> CHALLENGE: Write out the complete material exactly as it stands.

> GIVEN DATA:
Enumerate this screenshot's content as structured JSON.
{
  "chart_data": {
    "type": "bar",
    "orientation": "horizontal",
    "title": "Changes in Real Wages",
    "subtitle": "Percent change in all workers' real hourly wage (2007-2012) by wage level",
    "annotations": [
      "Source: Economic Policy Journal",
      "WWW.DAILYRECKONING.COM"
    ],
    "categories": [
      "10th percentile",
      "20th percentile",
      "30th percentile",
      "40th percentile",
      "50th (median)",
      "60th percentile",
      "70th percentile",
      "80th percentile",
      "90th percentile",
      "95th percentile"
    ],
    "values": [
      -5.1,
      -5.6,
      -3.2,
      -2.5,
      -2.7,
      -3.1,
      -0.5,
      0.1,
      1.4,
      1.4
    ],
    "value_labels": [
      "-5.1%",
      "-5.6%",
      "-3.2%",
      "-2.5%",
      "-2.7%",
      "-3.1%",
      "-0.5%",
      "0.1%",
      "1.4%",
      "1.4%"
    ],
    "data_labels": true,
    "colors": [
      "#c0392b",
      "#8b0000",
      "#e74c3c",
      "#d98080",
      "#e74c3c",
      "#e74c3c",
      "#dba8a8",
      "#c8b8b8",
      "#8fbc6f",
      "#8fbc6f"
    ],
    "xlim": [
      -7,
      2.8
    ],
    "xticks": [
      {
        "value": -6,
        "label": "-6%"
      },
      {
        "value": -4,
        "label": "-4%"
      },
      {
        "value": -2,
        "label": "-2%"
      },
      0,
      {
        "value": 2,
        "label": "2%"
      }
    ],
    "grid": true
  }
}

> SOLUTION FOR THIS TASK:
Enumerate this screenshot's content as structured JSON.
{
  "chart_data": {
    "type": "bar",
    "orientation": "horizontal",
    "title": "Changes in Real Wages",
    "subtitle": "Percent change in all workers' real hourly wage (2007-2012) by wage level",
    "annotations": [
      "Source: Economic Policy Journal",
      "WWW.DAILYRECKONING.COM"
    ],
    "categories": [
      "10th percentile",
      "20th percentile",
      "30th percentile",
      "40th percentile",
      "50th (median)",
      "60th percentile",
      "70th percentile",
      "80th percentile",
      "90th percentile",
      "95th percentile"
    ],
    "values": [
      -5.1,
      -5.6,
      -3.2,
      -2.5,
      -2.7,
      -3.1,
      -0.5,
      0.1,
      1.4,
      1.4
    ],
    "value_labels": [
      "-5.1%",
      "-5.6%",
      "-3.2%",
      "-2.5%",
      "-2.7%",
      "-3.1%",
      "-0.5%",
      "0.1%",
      "1.4%",
      "1.4%"
    ],
    "data_labels": true,
    "colors": [
      "#c0392b",
      "#8b0000",
      "#e74c3c",
      "#d98080",
      "#e74c3c",
      "#e74c3c",
      "#dba8a8",
      "#c8b8b8",
      "#8fbc6f",
      "#8fbc6f"
    ],
    "xlim": [
      -7,
      2.8
    ],
    "xticks": [
      {
        "value": -6,
        "label": "-6%"
      },
      {
        "value": -4,
        "label": "-4%"
      },
      {
        "value": -2,
        "label": "-2%"
      },
      0,
      {
        "value": 2,
        "label": "2%"
      }
    ],
    "grid": true
  }
}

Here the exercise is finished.